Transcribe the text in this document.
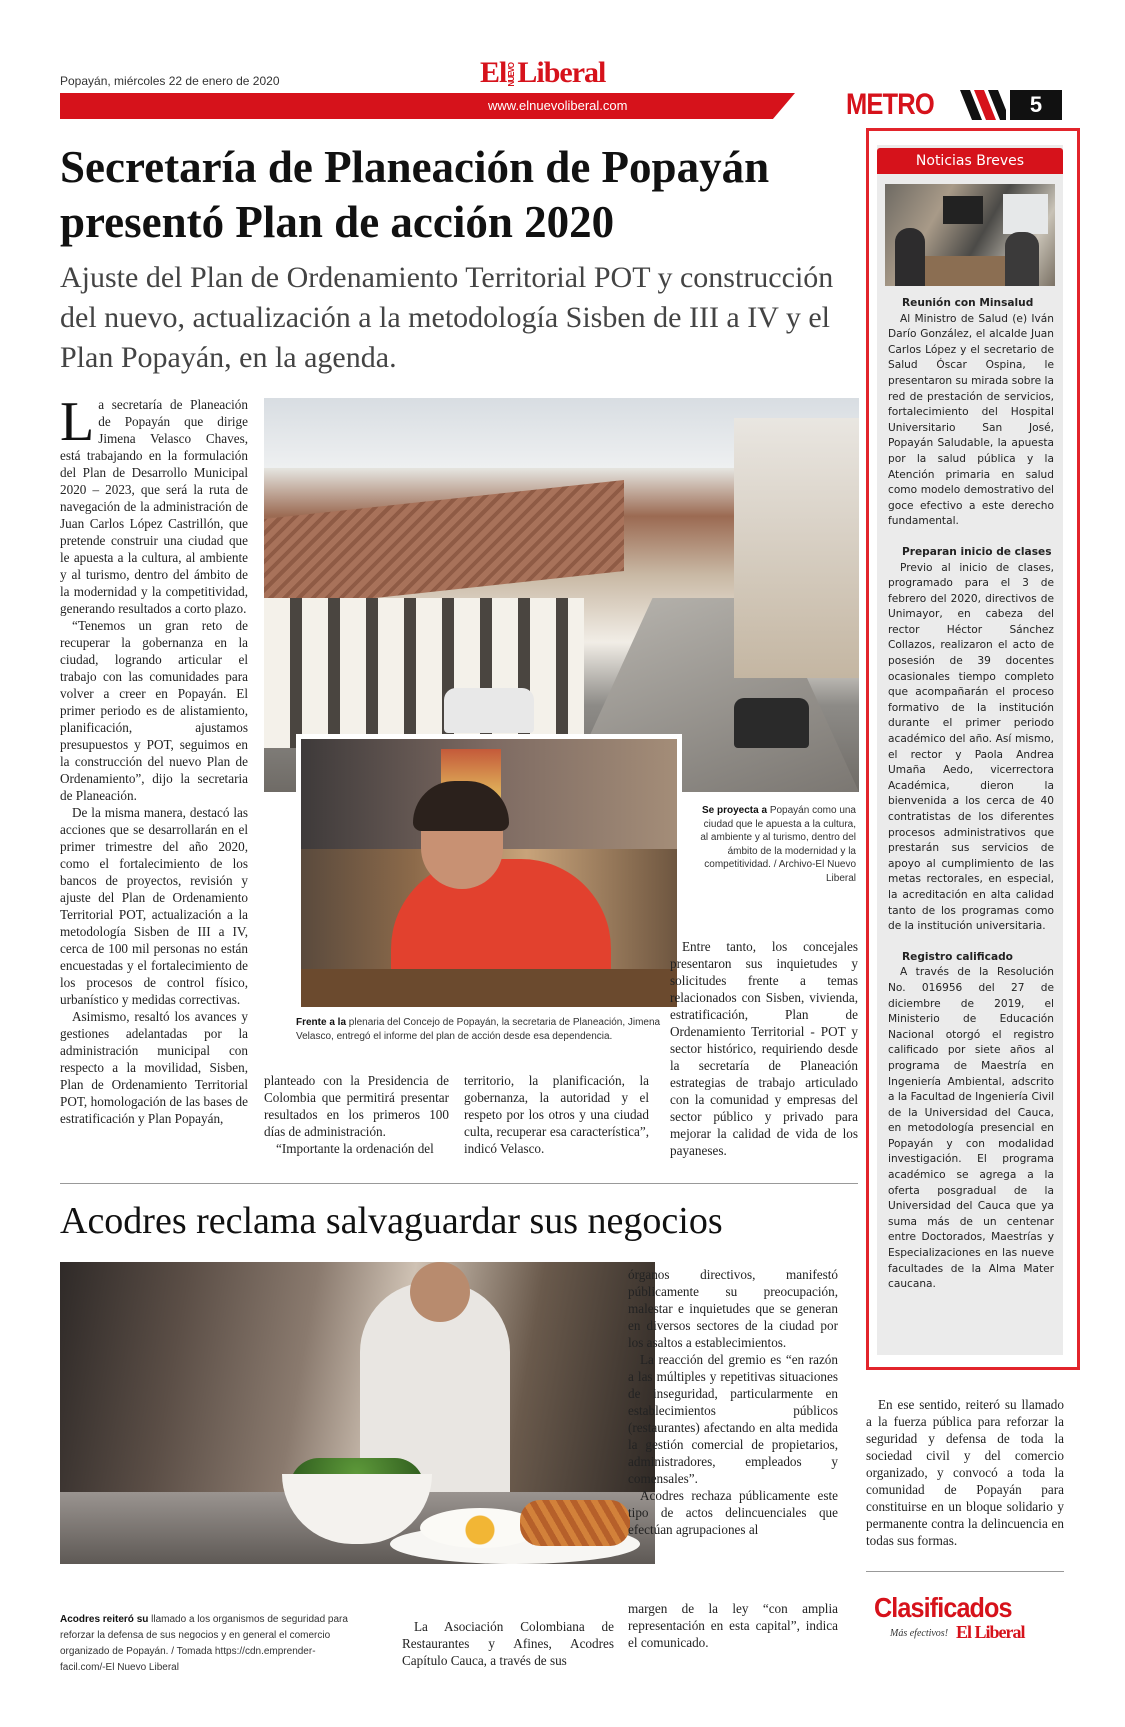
Popayán, miércoles 22 de enero de 2020	ElNUEVOLiberal
www.elnuevoliberal.com	METRO	5
Secretaría de Planeación de Popayán presentó Plan de acción 2020
Ajuste del Plan de Ordenamiento Territorial POT y construcción del nuevo, actualización a la metodología Sisben de III a IV y el Plan Popayán, en la agenda.
L a secretaría de Planeación de Popayán que dirige Jimena Velasco Chaves, está trabajando en la formulación del Plan de Desarrollo Municipal 2020 – 2023, que será la ruta de navegación de la administración de Juan Carlos López Castrillón, que pretende construir una ciudad que le apuesta a la cultura, al ambiente y al turismo, dentro del ámbito de la modernidad y la competitividad, generando resultados a corto plazo.

“Tenemos un gran reto de recuperar la gobernanza en la ciudad, logrando articular el trabajo con las comunidades para volver a creer en Popayán. El primer periodo es de alistamiento, planificación, ajustamos presupuestos y POT, seguimos en la construcción del nuevo Plan de Ordenamiento”, dijo la secretaria de Planeación.

De la misma manera, destacó las acciones que se desarrollarán en el primer trimestre del año 2020, como el fortalecimiento de los bancos de proyectos, revisión y ajuste del Plan de Ordenamiento Territorial POT, actualización a la metodología Sisben de III a IV, cerca de 100 mil personas no están encuestadas y el fortalecimiento de los procesos de control físico, urbanístico y medidas correctivas.

Asimismo, resaltó los avances y gestiones adelantadas por la administración municipal con respecto a la movilidad, Sisben, Plan de Ordenamiento Territorial POT, homologación de las bases de estratificación y Plan Popayán,

Se proyecta a Popayán como una ciudad que le apuesta a la cultura, al ambiente y al turismo, dentro del ámbito de la modernidad y la competitividad. / Archivo-El Nuevo Liberal
Frente a la plenaria del Concejo de Popayán, la secretaria de Planeación, Jimena Velasco, entregó el informe del plan de acción desde esa dependencia.

planteado con la Presidencia de Colombia que permitirá presentar resultados en los primeros 100 días de administración.

“Importante la ordenación del

territorio, la planificación, la gobernanza, la autoridad y el respeto por los otros y una ciudad culta, recuperar esa característica”, indicó Velasco.

Entre tanto, los concejales presentaron sus inquietudes y solicitudes frente a temas relacionados con Sisben, vivienda, estratificación, Plan de Ordenamiento Territorial - POT y sector histórico, requiriendo desde la secretaría de Planeación estrategias de trabajo articulado con la comunidad y empresas del sector público y privado para mejorar la calidad de vida de los payaneses.

Noticias Breves
Reunión con Minsalud

Al Ministro de Salud (e) Iván Darío González, el alcalde Juan Carlos López y el secretario de Salud Óscar Ospina, le presentaron su mirada sobre la red de prestación de servicios, fortalecimiento del Hospital Universitario San José, Popayán Saludable, la apuesta por la salud pública y la Atención primaria en salud como modelo demostrativo del goce efectivo a este derecho fundamental.

Preparan inicio de clases

Previo al inicio de clases, programado para el 3 de febrero del 2020, directivos de Unimayor, en cabeza del rector Héctor Sánchez Collazos, realizaron el acto de posesión de 39 docentes ocasionales tiempo completo que acompañarán el proceso formativo de la institución durante el primer periodo académico del año. Así mismo, el rector y Paola Andrea Umaña Aedo, vicerrectora Académica, dieron la bienvenida a los cerca de 40 contratistas de los diferentes procesos administrativos que prestarán sus servicios de apoyo al cumplimiento de las metas rectorales, en especial, la acreditación en alta calidad tanto de los programas como de la institución universitaria.

Registro calificado

A través de la Resolución No. 016956 del 27 de diciembre de 2019, el Ministerio de Educación Nacional otorgó el registro calificado por siete años al programa de Maestría en Ingeniería Ambiental, adscrito a la Facultad de Ingeniería Civil de la Universidad del Cauca, en metodología presencial en Popayán y con modalidad investigación. El programa académico se agrega a la oferta posgradual de la Universidad del Cauca que ya suma más de un centenar entre Doctorados, Maestrías y Especializaciones en las nueve facultades de la Alma Mater caucana.

Acodres reclama salvaguardar sus negocios
Acodres reiteró su llamado a los organismos de seguridad para reforzar la defensa de sus negocios y en general el comercio organizado de Popayán. / Tomada https://cdn.emprender-facil.com/-El Nuevo Liberal

La Asociación Colombiana de Restaurantes y Afines, Acodres Capítulo Cauca, a través de sus

órganos directivos, manifestó públicamente su preocupación, malestar e inquietudes que se generan en diversos sectores de la ciudad por los asaltos a establecimientos.

La reacción del gremio es “en razón a las múltiples y repetitivas situaciones de inseguridad, particularmente en establecimientos públicos (restaurantes) afectando en alta medida la gestión comercial de propietarios, administradores, empleados y comensales”.

Acodres rechaza públicamente este tipo de actos delincuenciales que efectúan agrupaciones al

margen de la ley “con amplia representación en esta capital”, indica el comunicado.

En ese sentido, reiteró su llamado a la fuerza pública para reforzar la seguridad y defensa de toda la sociedad civil y del comercio organizado, y convocó a toda la comunidad de Popayán para constituirse en un bloque solidario y permanente contra la delincuencia en todas sus formas.

Clasificados
Más efectivos! El Liberal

#####

* **Description of the task**
Would you return the data exactly as written, without the pictures?

* **Reply to the exercise**
Transcribe the text in this document.
Popayán, miércoles 22 de enero de 2020	ElNUEVOLiberal
www.elnuevoliberal.com	METRO	5
Secretaría de Planeación de Popayán presentó Plan de acción 2020
Ajuste del Plan de Ordenamiento Territorial POT y construcción del nuevo, actualización a la metodología Sisben de III a IV y el Plan Popayán, en la agenda.
L a secretaría de Planeación de Popayán que dirige Jimena Velasco Chaves, está trabajando en la formulación del Plan de Desarrollo Municipal 2020 – 2023, que será la ruta de navegación de la administración de Juan Carlos López Castrillón, que pretende construir una ciudad que le apuesta a la cultura, al ambiente y al turismo, dentro del ámbito de la modernidad y la competitividad, generando resultados a corto plazo.

“Tenemos un gran reto de recuperar la gobernanza en la ciudad, logrando articular el trabajo con las comunidades para volver a creer en Popayán. El primer periodo es de alistamiento, planificación, ajustamos presupuestos y POT, seguimos en la construcción del nuevo Plan de Ordenamiento”, dijo la secretaria de Planeación.

De la misma manera, destacó las acciones que se desarrollarán en el primer trimestre del año 2020, como el fortalecimiento de los bancos de proyectos, revisión y ajuste del Plan de Ordenamiento Territorial POT, actualización a la metodología Sisben de III a IV, cerca de 100 mil personas no están encuestadas y el fortalecimiento de los procesos de control físico, urbanístico y medidas correctivas.

Asimismo, resaltó los avances y gestiones adelantadas por la administración municipal con respecto a la movilidad, Sisben, Plan de Ordenamiento Territorial POT, homologación de las bases de estratificación y Plan Popayán,

Se proyecta a Popayán como una ciudad que le apuesta a la cultura, al ambiente y al turismo, dentro del ámbito de la modernidad y la competitividad. / Archivo-El Nuevo Liberal
Frente a la plenaria del Concejo de Popayán, la secretaria de Planeación, Jimena Velasco, entregó el informe del plan de acción desde esa dependencia.

planteado con la Presidencia de Colombia que permitirá presentar resultados en los primeros 100 días de administración.

“Importante la ordenación del

territorio, la planificación, la gobernanza, la autoridad y el respeto por los otros y una ciudad culta, recuperar esa característica”, indicó Velasco.

Entre tanto, los concejales presentaron sus inquietudes y solicitudes frente a temas relacionados con Sisben, vivienda, estratificación, Plan de Ordenamiento Territorial - POT y sector histórico, requiriendo desde la secretaría de Planeación estrategias de trabajo articulado con la comunidad y empresas del sector público y privado para mejorar la calidad de vida de los payaneses.

Noticias Breves
Reunión con Minsalud

Al Ministro de Salud (e) Iván Darío González, el alcalde Juan Carlos López y el secretario de Salud Óscar Ospina, le presentaron su mirada sobre la red de prestación de servicios, fortalecimiento del Hospital Universitario San José, Popayán Saludable, la apuesta por la salud pública y la Atención primaria en salud como modelo demostrativo del goce efectivo a este derecho fundamental.

Preparan inicio de clases

Previo al inicio de clases, programado para el 3 de febrero del 2020, directivos de Unimayor, en cabeza del rector Héctor Sánchez Collazos, realizaron el acto de posesión de 39 docentes ocasionales tiempo completo que acompañarán el proceso formativo de la institución durante el primer periodo académico del año. Así mismo, el rector y Paola Andrea Umaña Aedo, vicerrectora Académica, dieron la bienvenida a los cerca de 40 contratistas de los diferentes procesos administrativos que prestarán sus servicios de apoyo al cumplimiento de las metas rectorales, en especial, la acreditación en alta calidad tanto de los programas como de la institución universitaria.

Registro calificado

A través de la Resolución No. 016956 del 27 de diciembre de 2019, el Ministerio de Educación Nacional otorgó el registro calificado por siete años al programa de Maestría en Ingeniería Ambiental, adscrito a la Facultad de Ingeniería Civil de la Universidad del Cauca, en metodología presencial en Popayán y con modalidad investigación. El programa académico se agrega a la oferta posgradual de la Universidad del Cauca que ya suma más de un centenar entre Doctorados, Maestrías y Especializaciones en las nueve facultades de la Alma Mater caucana.

Acodres reclama salvaguardar sus negocios
Acodres reiteró su llamado a los organismos de seguridad para reforzar la defensa de sus negocios y en general el comercio organizado de Popayán. / Tomada https://cdn.emprender-facil.com/-El Nuevo Liberal

La Asociación Colombiana de Restaurantes y Afines, Acodres Capítulo Cauca, a través de sus

órganos directivos, manifestó públicamente su preocupación, malestar e inquietudes que se generan en diversos sectores de la ciudad por los asaltos a establecimientos.

La reacción del gremio es “en razón a las múltiples y repetitivas situaciones de inseguridad, particularmente en establecimientos públicos (restaurantes) afectando en alta medida la gestión comercial de propietarios, administradores, empleados y comensales”.

Acodres rechaza públicamente este tipo de actos delincuenciales que efectúan agrupaciones al

margen de la ley “con amplia representación en esta capital”, indica el comunicado.

En ese sentido, reiteró su llamado a la fuerza pública para reforzar la seguridad y defensa de toda la sociedad civil y del comercio organizado, y convocó a toda la comunidad de Popayán para constituirse en un bloque solidario y permanente contra la delincuencia en todas sus formas.

Clasificados
Más efectivos! El Liberal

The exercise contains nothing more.